ComposerOfAvantGarde is BETTER than Stockhausen.


----------



## An Die Freude (Apr 23, 2011)

Lisztian said:


> ComposerOfAvantGarde is BETTER than Stockhausen.


Quite clearly a fact...


----------



## ComposerOfAvantGarde (Dec 2, 2011)

Lisztian said:


> ComposerOfAvantGarde is BETTER than Stockhausen.


True. But not as good as *Ligeti!*


----------



## GoneBaroque (Jun 16, 2011)

Verdi's King Lear is BETTER than Reimann's Lear


----------



## Sid James (Feb 7, 2009)

Couchie said:


> Wagner's Tristan und Isolde is BETTER than Shakespeare's Romeo and Juliet.





ComposerOfAvantGarde said:


> I thought you weren't allowed to post actual facts.....


:scold: Couchie will always break the rules, it's expected! :lol:


----------



## Sid James (Feb 7, 2009)

Ok a twist with the word "MORE" used nonsensically -

There is MORE jangled noise in _The Beautiful Blue Danube Waltz _than in_ The Rite of Spring._

There are MORE tone clusters in Mozart's _Piano Concerto #21 K.467_ than in Bartok's _Piano Concerto #2_.

There are MORE big tunes in Xenakis' _Metastasis_ than in Beethoven's _Symphony #9 "CHoral."_

There are MORE deaths in _The Merry Widow _than in _Tosca_...


----------



## Philip (Mar 22, 2011)

Bach is BETTER


----------



## ComposerOfAvantGarde (Dec 2, 2011)

Sid James said:


> Ok a twist with the word "MORE" used nonsensically -
> 
> There is MORE jangled noise in _The Beautiful Blue Danube Waltz _than in_ The Rite of Spring._


Eh? Caught a fact there!


----------



## AlexD (Nov 6, 2011)

**Problem set:**
#1 Copy the entries from their first line through the line containing "x-tick-label: 20 — [458, 1134, 527, 1197]", with both of those lines included.
#2 Continue the forum thread of "BETTER than" music comparisons past its last line.

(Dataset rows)
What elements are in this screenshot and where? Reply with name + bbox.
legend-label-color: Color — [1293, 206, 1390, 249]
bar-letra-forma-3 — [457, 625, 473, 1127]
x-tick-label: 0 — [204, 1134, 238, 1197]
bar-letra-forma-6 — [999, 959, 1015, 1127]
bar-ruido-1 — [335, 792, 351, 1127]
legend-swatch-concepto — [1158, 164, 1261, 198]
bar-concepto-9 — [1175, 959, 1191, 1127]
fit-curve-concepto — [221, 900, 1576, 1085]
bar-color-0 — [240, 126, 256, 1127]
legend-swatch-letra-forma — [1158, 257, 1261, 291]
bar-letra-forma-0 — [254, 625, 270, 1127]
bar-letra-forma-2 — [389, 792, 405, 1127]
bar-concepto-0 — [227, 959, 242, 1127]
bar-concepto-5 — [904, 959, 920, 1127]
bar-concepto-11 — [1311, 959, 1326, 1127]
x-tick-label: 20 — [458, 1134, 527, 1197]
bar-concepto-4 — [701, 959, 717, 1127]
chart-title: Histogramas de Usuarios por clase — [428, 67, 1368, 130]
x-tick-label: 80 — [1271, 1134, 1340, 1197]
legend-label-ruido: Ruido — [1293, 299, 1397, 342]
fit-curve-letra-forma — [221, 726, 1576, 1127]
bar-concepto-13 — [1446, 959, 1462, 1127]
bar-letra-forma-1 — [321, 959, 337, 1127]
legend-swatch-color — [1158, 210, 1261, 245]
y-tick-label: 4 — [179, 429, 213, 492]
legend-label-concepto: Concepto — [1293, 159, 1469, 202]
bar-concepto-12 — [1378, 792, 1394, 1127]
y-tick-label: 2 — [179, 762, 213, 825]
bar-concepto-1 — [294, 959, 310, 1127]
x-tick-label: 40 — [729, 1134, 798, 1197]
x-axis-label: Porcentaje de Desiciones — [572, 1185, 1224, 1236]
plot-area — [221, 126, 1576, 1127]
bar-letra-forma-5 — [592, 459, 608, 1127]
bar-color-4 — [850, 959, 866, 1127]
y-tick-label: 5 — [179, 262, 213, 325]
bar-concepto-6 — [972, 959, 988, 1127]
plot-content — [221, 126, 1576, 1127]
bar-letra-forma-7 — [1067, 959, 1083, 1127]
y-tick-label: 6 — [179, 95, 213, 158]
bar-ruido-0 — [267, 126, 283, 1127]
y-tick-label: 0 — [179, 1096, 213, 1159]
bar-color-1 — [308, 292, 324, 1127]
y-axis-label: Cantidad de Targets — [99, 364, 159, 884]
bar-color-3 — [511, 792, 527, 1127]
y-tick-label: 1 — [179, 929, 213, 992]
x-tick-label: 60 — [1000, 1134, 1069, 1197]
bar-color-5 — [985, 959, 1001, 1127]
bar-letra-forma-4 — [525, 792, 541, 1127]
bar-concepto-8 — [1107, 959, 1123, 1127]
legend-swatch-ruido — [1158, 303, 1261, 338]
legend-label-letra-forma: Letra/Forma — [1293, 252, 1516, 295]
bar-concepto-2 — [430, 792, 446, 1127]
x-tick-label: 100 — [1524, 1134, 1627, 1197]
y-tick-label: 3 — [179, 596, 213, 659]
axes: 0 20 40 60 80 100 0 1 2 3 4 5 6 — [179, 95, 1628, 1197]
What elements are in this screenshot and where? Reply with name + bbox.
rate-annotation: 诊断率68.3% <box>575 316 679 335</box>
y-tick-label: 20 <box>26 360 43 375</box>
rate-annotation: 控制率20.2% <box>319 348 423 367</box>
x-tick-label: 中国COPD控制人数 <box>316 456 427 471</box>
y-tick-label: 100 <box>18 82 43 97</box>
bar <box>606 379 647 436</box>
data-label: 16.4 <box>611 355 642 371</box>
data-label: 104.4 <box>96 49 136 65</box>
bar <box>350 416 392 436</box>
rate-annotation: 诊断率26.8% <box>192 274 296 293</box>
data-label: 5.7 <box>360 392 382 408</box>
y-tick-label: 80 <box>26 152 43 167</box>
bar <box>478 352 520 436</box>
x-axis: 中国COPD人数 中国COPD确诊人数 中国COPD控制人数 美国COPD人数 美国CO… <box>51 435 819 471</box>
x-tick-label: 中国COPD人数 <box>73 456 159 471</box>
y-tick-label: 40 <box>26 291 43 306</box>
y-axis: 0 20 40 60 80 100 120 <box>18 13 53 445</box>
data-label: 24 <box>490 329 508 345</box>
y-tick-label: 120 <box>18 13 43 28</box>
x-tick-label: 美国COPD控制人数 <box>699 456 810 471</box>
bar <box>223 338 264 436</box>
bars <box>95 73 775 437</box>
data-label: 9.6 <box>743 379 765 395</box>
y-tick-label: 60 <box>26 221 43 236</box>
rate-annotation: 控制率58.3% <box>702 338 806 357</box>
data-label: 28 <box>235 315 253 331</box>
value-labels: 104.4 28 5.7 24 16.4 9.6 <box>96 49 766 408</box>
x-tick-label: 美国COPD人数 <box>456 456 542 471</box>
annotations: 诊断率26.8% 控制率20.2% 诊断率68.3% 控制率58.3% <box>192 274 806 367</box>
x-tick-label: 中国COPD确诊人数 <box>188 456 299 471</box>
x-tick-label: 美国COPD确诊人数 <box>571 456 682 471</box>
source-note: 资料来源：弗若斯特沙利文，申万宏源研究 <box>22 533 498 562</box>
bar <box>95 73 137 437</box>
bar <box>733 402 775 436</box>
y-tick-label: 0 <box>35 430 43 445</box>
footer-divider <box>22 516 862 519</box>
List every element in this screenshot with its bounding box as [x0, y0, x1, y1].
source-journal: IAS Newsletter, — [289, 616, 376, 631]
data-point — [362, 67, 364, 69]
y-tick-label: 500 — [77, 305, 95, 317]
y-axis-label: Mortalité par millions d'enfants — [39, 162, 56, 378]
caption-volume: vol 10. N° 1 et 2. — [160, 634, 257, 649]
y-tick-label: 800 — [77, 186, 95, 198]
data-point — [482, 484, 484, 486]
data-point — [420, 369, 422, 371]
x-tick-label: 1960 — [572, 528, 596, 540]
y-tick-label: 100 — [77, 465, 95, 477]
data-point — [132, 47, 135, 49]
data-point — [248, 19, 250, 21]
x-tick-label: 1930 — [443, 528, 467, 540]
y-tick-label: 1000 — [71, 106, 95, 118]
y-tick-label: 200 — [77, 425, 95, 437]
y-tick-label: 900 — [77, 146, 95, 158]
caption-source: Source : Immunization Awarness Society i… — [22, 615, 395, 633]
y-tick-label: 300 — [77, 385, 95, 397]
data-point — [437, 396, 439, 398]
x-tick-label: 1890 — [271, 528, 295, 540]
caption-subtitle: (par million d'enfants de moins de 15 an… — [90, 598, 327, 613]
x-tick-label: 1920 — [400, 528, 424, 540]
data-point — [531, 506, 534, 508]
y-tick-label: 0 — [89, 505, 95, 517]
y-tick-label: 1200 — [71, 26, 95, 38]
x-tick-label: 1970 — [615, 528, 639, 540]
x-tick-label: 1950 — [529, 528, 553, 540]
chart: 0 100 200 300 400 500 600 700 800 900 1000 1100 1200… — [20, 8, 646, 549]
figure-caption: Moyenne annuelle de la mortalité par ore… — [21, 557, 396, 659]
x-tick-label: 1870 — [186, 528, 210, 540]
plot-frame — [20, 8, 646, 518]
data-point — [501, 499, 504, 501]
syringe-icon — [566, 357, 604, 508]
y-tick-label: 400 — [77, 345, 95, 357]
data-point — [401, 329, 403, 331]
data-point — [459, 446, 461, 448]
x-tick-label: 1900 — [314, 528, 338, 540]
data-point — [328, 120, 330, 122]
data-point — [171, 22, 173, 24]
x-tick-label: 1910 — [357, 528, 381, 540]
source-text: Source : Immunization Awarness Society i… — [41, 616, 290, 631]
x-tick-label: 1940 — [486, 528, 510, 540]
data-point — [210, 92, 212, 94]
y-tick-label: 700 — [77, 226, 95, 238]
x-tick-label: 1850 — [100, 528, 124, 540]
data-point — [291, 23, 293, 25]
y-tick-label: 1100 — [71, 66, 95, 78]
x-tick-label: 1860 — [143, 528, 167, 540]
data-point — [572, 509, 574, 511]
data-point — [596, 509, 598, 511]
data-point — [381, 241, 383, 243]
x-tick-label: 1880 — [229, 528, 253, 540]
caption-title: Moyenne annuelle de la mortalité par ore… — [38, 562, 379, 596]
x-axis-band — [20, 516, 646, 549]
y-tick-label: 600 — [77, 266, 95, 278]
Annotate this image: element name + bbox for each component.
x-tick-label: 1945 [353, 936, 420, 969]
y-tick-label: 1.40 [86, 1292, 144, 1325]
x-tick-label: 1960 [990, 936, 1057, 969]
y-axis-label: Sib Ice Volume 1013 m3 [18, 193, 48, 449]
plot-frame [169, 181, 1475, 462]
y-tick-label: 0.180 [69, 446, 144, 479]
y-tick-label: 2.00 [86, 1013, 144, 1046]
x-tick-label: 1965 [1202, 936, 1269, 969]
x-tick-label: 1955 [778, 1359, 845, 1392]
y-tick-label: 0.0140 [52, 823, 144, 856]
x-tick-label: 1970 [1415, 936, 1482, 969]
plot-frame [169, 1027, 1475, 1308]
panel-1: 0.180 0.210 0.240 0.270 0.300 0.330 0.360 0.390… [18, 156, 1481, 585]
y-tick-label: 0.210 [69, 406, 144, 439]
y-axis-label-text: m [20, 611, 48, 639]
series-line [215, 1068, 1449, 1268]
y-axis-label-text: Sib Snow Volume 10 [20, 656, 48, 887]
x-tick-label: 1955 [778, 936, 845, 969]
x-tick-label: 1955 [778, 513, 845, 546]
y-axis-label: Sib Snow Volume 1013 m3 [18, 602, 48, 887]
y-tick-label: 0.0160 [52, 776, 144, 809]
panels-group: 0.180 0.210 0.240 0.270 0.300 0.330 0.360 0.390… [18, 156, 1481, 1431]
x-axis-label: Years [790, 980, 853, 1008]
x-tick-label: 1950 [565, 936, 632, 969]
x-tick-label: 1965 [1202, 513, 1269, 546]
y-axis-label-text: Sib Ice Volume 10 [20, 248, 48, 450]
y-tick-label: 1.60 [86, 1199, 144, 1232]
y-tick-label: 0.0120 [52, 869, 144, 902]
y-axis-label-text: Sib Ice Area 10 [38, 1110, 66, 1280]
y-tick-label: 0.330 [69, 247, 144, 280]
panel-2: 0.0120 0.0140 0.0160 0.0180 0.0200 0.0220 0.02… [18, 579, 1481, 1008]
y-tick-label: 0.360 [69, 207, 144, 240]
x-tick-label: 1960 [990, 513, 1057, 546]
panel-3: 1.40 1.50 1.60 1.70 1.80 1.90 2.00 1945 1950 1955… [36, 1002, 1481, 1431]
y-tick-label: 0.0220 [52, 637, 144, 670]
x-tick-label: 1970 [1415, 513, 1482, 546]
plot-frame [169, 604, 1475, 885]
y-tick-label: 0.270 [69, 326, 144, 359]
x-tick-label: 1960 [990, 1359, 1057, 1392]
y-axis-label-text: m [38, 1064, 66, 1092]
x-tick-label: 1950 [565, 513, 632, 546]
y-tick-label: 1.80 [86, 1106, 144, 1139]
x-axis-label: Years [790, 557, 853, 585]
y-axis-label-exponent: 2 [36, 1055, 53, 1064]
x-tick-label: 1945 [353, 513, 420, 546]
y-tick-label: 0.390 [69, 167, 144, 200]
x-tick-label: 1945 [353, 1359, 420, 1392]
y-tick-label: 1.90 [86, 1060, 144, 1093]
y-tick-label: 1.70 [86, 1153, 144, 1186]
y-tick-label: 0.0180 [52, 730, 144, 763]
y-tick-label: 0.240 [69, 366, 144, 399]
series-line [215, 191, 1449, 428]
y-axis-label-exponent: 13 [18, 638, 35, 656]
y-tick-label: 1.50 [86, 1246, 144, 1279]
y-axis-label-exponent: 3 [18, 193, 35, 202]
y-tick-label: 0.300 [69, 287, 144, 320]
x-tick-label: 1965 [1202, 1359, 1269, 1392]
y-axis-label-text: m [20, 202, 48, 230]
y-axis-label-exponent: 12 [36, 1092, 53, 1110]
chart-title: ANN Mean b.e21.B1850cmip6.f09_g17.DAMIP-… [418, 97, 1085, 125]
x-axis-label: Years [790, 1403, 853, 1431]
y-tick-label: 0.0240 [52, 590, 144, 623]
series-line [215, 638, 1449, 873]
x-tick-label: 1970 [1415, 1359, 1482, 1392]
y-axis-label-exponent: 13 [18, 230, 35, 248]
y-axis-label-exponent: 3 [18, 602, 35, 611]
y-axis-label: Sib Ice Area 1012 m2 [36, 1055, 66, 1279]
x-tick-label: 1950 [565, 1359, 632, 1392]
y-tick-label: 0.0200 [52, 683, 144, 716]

**Answers in order:**
#1
What elements are in this screenshot and where? Reply with name + bbox.
legend-label-color: Color — [1293, 206, 1390, 249]
bar-letra-forma-3 — [457, 625, 473, 1127]
x-tick-label: 0 — [204, 1134, 238, 1197]
bar-letra-forma-6 — [999, 959, 1015, 1127]
bar-ruido-1 — [335, 792, 351, 1127]
legend-swatch-concepto — [1158, 164, 1261, 198]
bar-concepto-9 — [1175, 959, 1191, 1127]
fit-curve-concepto — [221, 900, 1576, 1085]
bar-color-0 — [240, 126, 256, 1127]
legend-swatch-letra-forma — [1158, 257, 1261, 291]
bar-letra-forma-0 — [254, 625, 270, 1127]
bar-letra-forma-2 — [389, 792, 405, 1127]
bar-concepto-0 — [227, 959, 242, 1127]
bar-concepto-5 — [904, 959, 920, 1127]
bar-concepto-11 — [1311, 959, 1326, 1127]
x-tick-label: 20 — [458, 1134, 527, 1197]

#2
There are more harmonies in Women's tennis than in Mahler's 8th.


----------



## superhorn (Mar 23, 2010)

Anybody wrote better music than Gounod. Joseph Stalin wrote better operas than Shostakovich.
Wagner designed better buildings than Frank Lloyd Wright. Dennis Brain was a better pianist than Horowitz.


----------



## Sid James (Feb 7, 2009)

Well, this thread - http://www.talkclassical.com/18320-better-worse-equal.html - reminded me to put some really ridiculous comparisons on this nonsense thread I set up. Since Wagner seems to be what the Brits call "the dog's ********" (well, to Wagnerites anyway, not the rest of us), here's a set of totally false dichotomies speaking to that:

Ravi Shankar can play BETTER ragas than Wagner

Tan Dun can compose BETTER music for Chinese instruments than Wagner

Habib Koite can sing BETTER Malian songs than Wagner

Sister Marie Keyrouz can sing BETTER Melchite chants than Wagner


----------



## PetrB (Feb 28, 2012)

Stravinsky composed better neoclassical music than Mozart.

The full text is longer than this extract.